▶ What is expected: Output the entries below exactly as written, omitting pictures.

Dataset rows about figures:
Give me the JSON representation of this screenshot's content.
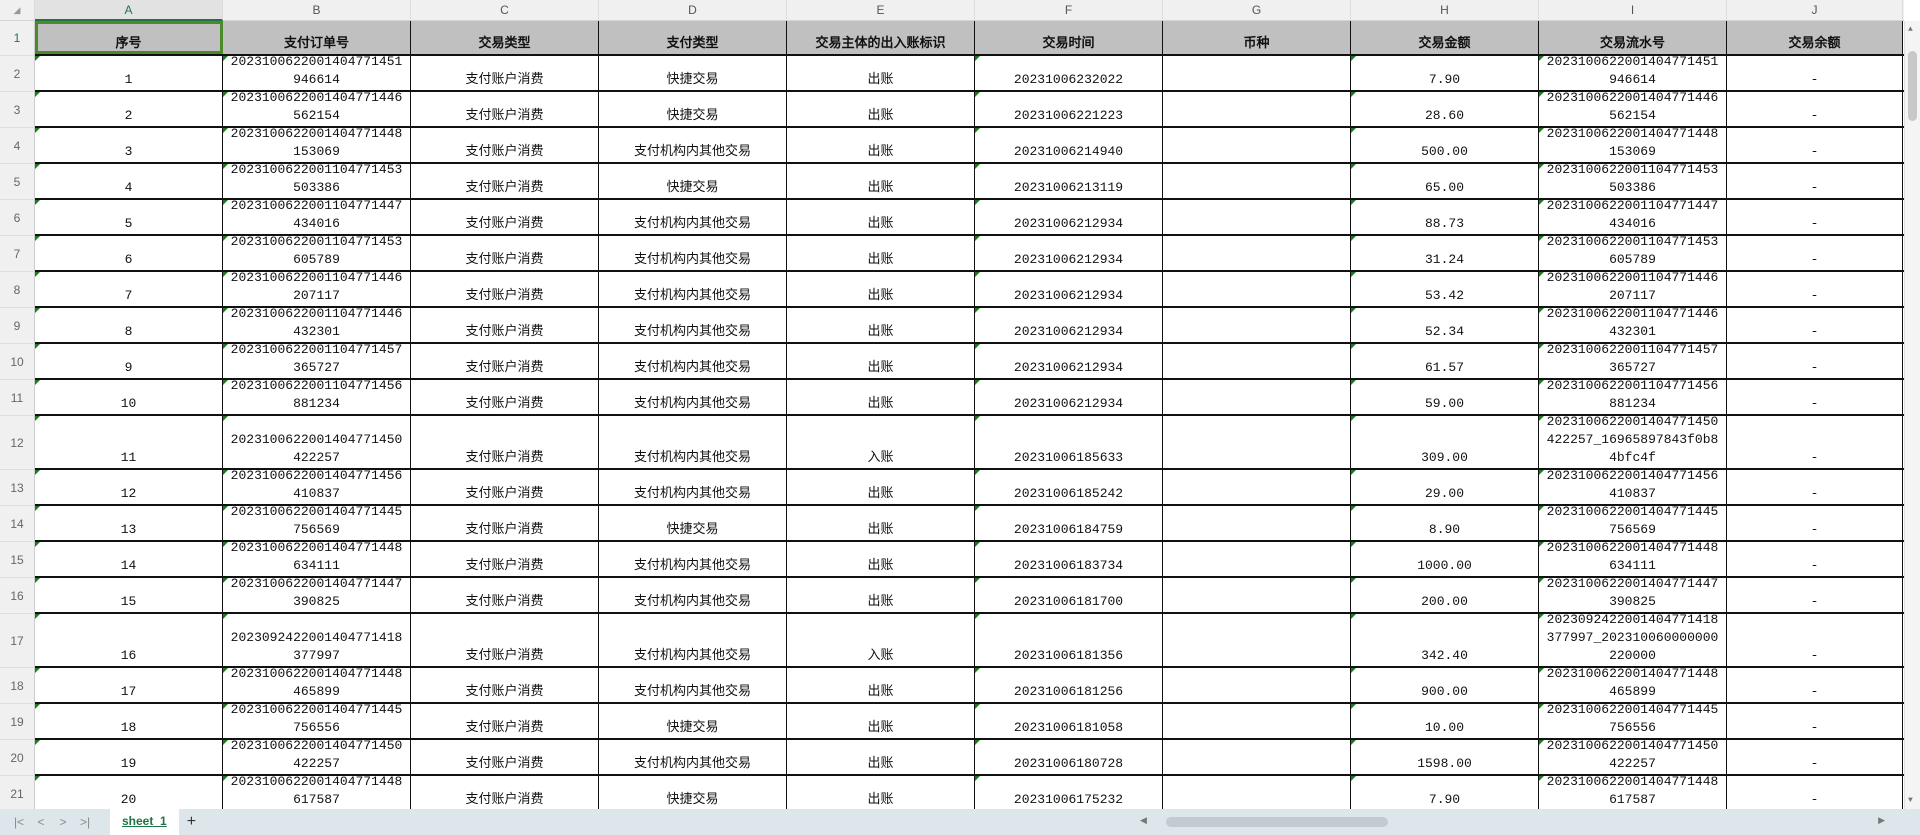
{
  "columns": [
    "A",
    "B",
    "C",
    "D",
    "E",
    "F",
    "G",
    "H",
    "I",
    "J"
  ],
  "header_row": [
    "序号",
    "支付订单号",
    "交易类型",
    "支付类型",
    "交易主体的出入账标识",
    "交易时间",
    "币种",
    "交易金额",
    "交易流水号",
    "交易余额"
  ],
  "cells": [
    [
      "1",
      "2023100622001404771451\n946614",
      "支付账户消费",
      "快捷交易",
      "出账",
      "20231006232022",
      "",
      "7.90",
      "2023100622001404771451\n946614",
      "-"
    ],
    [
      "2",
      "2023100622001404771446\n562154",
      "支付账户消费",
      "快捷交易",
      "出账",
      "20231006221223",
      "",
      "28.60",
      "2023100622001404771446\n562154",
      "-"
    ],
    [
      "3",
      "2023100622001404771448\n153069",
      "支付账户消费",
      "支付机构内其他交易",
      "出账",
      "20231006214940",
      "",
      "500.00",
      "2023100622001404771448\n153069",
      "-"
    ],
    [
      "4",
      "2023100622001104771453\n503386",
      "支付账户消费",
      "快捷交易",
      "出账",
      "20231006213119",
      "",
      "65.00",
      "2023100622001104771453\n503386",
      "-"
    ],
    [
      "5",
      "2023100622001104771447\n434016",
      "支付账户消费",
      "支付机构内其他交易",
      "出账",
      "20231006212934",
      "",
      "88.73",
      "2023100622001104771447\n434016",
      "-"
    ],
    [
      "6",
      "2023100622001104771453\n605789",
      "支付账户消费",
      "支付机构内其他交易",
      "出账",
      "20231006212934",
      "",
      "31.24",
      "2023100622001104771453\n605789",
      "-"
    ],
    [
      "7",
      "2023100622001104771446\n207117",
      "支付账户消费",
      "支付机构内其他交易",
      "出账",
      "20231006212934",
      "",
      "53.42",
      "2023100622001104771446\n207117",
      "-"
    ],
    [
      "8",
      "2023100622001104771446\n432301",
      "支付账户消费",
      "支付机构内其他交易",
      "出账",
      "20231006212934",
      "",
      "52.34",
      "2023100622001104771446\n432301",
      "-"
    ],
    [
      "9",
      "2023100622001104771457\n365727",
      "支付账户消费",
      "支付机构内其他交易",
      "出账",
      "20231006212934",
      "",
      "61.57",
      "2023100622001104771457\n365727",
      "-"
    ],
    [
      "10",
      "2023100622001104771456\n881234",
      "支付账户消费",
      "支付机构内其他交易",
      "出账",
      "20231006212934",
      "",
      "59.00",
      "2023100622001104771456\n881234",
      "-"
    ],
    [
      "11",
      "2023100622001404771450\n422257",
      "支付账户消费",
      "支付机构内其他交易",
      "入账",
      "20231006185633",
      "",
      "309.00",
      "2023100622001404771450\n422257_16965897843f0b8\n4bfc4f",
      "-"
    ],
    [
      "12",
      "2023100622001404771456\n410837",
      "支付账户消费",
      "支付机构内其他交易",
      "出账",
      "20231006185242",
      "",
      "29.00",
      "2023100622001404771456\n410837",
      "-"
    ],
    [
      "13",
      "2023100622001404771445\n756569",
      "支付账户消费",
      "快捷交易",
      "出账",
      "20231006184759",
      "",
      "8.90",
      "2023100622001404771445\n756569",
      "-"
    ],
    [
      "14",
      "2023100622001404771448\n634111",
      "支付账户消费",
      "支付机构内其他交易",
      "出账",
      "20231006183734",
      "",
      "1000.00",
      "2023100622001404771448\n634111",
      "-"
    ],
    [
      "15",
      "2023100622001404771447\n390825",
      "支付账户消费",
      "支付机构内其他交易",
      "出账",
      "20231006181700",
      "",
      "200.00",
      "2023100622001404771447\n390825",
      "-"
    ],
    [
      "16",
      "2023092422001404771418\n377997",
      "支付账户消费",
      "支付机构内其他交易",
      "入账",
      "20231006181356",
      "",
      "342.40",
      "2023092422001404771418\n377997_202310060000000\n220000",
      "-"
    ],
    [
      "17",
      "2023100622001404771448\n465899",
      "支付账户消费",
      "支付机构内其他交易",
      "出账",
      "20231006181256",
      "",
      "900.00",
      "2023100622001404771448\n465899",
      "-"
    ],
    [
      "18",
      "2023100622001404771445\n756556",
      "支付账户消费",
      "快捷交易",
      "出账",
      "20231006181058",
      "",
      "10.00",
      "2023100622001404771445\n756556",
      "-"
    ],
    [
      "19",
      "2023100622001404771450\n422257",
      "支付账户消费",
      "支付机构内其他交易",
      "出账",
      "20231006180728",
      "",
      "1598.00",
      "2023100622001404771450\n422257",
      "-"
    ],
    [
      "20",
      "2023100622001404771448\n617587",
      "支付账户消费",
      "快捷交易",
      "出账",
      "20231006175232",
      "",
      "7.90",
      "2023100622001404771448\n617587",
      "-"
    ]
  ],
  "sheet_tab": "sheet_1",
  "add_sheet": "+",
  "nav_icons": [
    "first-sheet-icon",
    "prev-sheet-icon",
    "next-sheet-icon",
    "last-sheet-icon"
  ],
  "colors": {
    "header_bg": "#c0c0c0",
    "selection": "#4a8a2a",
    "accent": "#217346"
  }
}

▶ Response for this exercise:
Give me the JSON representation of this screenshot's content.
{
  "columns": [
    "A",
    "B",
    "C",
    "D",
    "E",
    "F",
    "G",
    "H",
    "I",
    "J"
  ],
  "header_row": [
    "序号",
    "支付订单号",
    "交易类型",
    "支付类型",
    "交易主体的出入账标识",
    "交易时间",
    "币种",
    "交易金额",
    "交易流水号",
    "交易余额"
  ],
  "cells": [
    [
      "1",
      "2023100622001404771451\n946614",
      "支付账户消费",
      "快捷交易",
      "出账",
      "20231006232022",
      "",
      "7.90",
      "2023100622001404771451\n946614",
      "-"
    ],
    [
      "2",
      "2023100622001404771446\n562154",
      "支付账户消费",
      "快捷交易",
      "出账",
      "20231006221223",
      "",
      "28.60",
      "2023100622001404771446\n562154",
      "-"
    ],
    [
      "3",
      "2023100622001404771448\n153069",
      "支付账户消费",
      "支付机构内其他交易",
      "出账",
      "20231006214940",
      "",
      "500.00",
      "2023100622001404771448\n153069",
      "-"
    ],
    [
      "4",
      "2023100622001104771453\n503386",
      "支付账户消费",
      "快捷交易",
      "出账",
      "20231006213119",
      "",
      "65.00",
      "2023100622001104771453\n503386",
      "-"
    ],
    [
      "5",
      "2023100622001104771447\n434016",
      "支付账户消费",
      "支付机构内其他交易",
      "出账",
      "20231006212934",
      "",
      "88.73",
      "2023100622001104771447\n434016",
      "-"
    ],
    [
      "6",
      "2023100622001104771453\n605789",
      "支付账户消费",
      "支付机构内其他交易",
      "出账",
      "20231006212934",
      "",
      "31.24",
      "2023100622001104771453\n605789",
      "-"
    ],
    [
      "7",
      "2023100622001104771446\n207117",
      "支付账户消费",
      "支付机构内其他交易",
      "出账",
      "20231006212934",
      "",
      "53.42",
      "2023100622001104771446\n207117",
      "-"
    ],
    [
      "8",
      "2023100622001104771446\n432301",
      "支付账户消费",
      "支付机构内其他交易",
      "出账",
      "20231006212934",
      "",
      "52.34",
      "2023100622001104771446\n432301",
      "-"
    ],
    [
      "9",
      "2023100622001104771457\n365727",
      "支付账户消费",
      "支付机构内其他交易",
      "出账",
      "20231006212934",
      "",
      "61.57",
      "2023100622001104771457\n365727",
      "-"
    ],
    [
      "10",
      "2023100622001104771456\n881234",
      "支付账户消费",
      "支付机构内其他交易",
      "出账",
      "20231006212934",
      "",
      "59.00",
      "2023100622001104771456\n881234",
      "-"
    ],
    [
      "11",
      "2023100622001404771450\n422257",
      "支付账户消费",
      "支付机构内其他交易",
      "入账",
      "20231006185633",
      "",
      "309.00",
      "2023100622001404771450\n422257_16965897843f0b8\n4bfc4f",
      "-"
    ],
    [
      "12",
      "2023100622001404771456\n410837",
      "支付账户消费",
      "支付机构内其他交易",
      "出账",
      "20231006185242",
      "",
      "29.00",
      "2023100622001404771456\n410837",
      "-"
    ],
    [
      "13",
      "2023100622001404771445\n756569",
      "支付账户消费",
      "快捷交易",
      "出账",
      "20231006184759",
      "",
      "8.90",
      "2023100622001404771445\n756569",
      "-"
    ],
    [
      "14",
      "2023100622001404771448\n634111",
      "支付账户消费",
      "支付机构内其他交易",
      "出账",
      "20231006183734",
      "",
      "1000.00",
      "2023100622001404771448\n634111",
      "-"
    ],
    [
      "15",
      "2023100622001404771447\n390825",
      "支付账户消费",
      "支付机构内其他交易",
      "出账",
      "20231006181700",
      "",
      "200.00",
      "2023100622001404771447\n390825",
      "-"
    ],
    [
      "16",
      "2023092422001404771418\n377997",
      "支付账户消费",
      "支付机构内其他交易",
      "入账",
      "20231006181356",
      "",
      "342.40",
      "2023092422001404771418\n377997_202310060000000\n220000",
      "-"
    ],
    [
      "17",
      "2023100622001404771448\n465899",
      "支付账户消费",
      "支付机构内其他交易",
      "出账",
      "20231006181256",
      "",
      "900.00",
      "2023100622001404771448\n465899",
      "-"
    ],
    [
      "18",
      "2023100622001404771445\n756556",
      "支付账户消费",
      "快捷交易",
      "出账",
      "20231006181058",
      "",
      "10.00",
      "2023100622001404771445\n756556",
      "-"
    ],
    [
      "19",
      "2023100622001404771450\n422257",
      "支付账户消费",
      "支付机构内其他交易",
      "出账",
      "20231006180728",
      "",
      "1598.00",
      "2023100622001404771450\n422257",
      "-"
    ],
    [
      "20",
      "2023100622001404771448\n617587",
      "支付账户消费",
      "快捷交易",
      "出账",
      "20231006175232",
      "",
      "7.90",
      "2023100622001404771448\n617587",
      "-"
    ]
  ],
  "sheet_tab": "sheet_1",
  "add_sheet": "+",
  "nav_icons": [
    "first-sheet-icon",
    "prev-sheet-icon",
    "next-sheet-icon",
    "last-sheet-icon"
  ],
  "colors": {
    "header_bg": "#c0c0c0",
    "selection": "#4a8a2a",
    "accent": "#217346"
  }
}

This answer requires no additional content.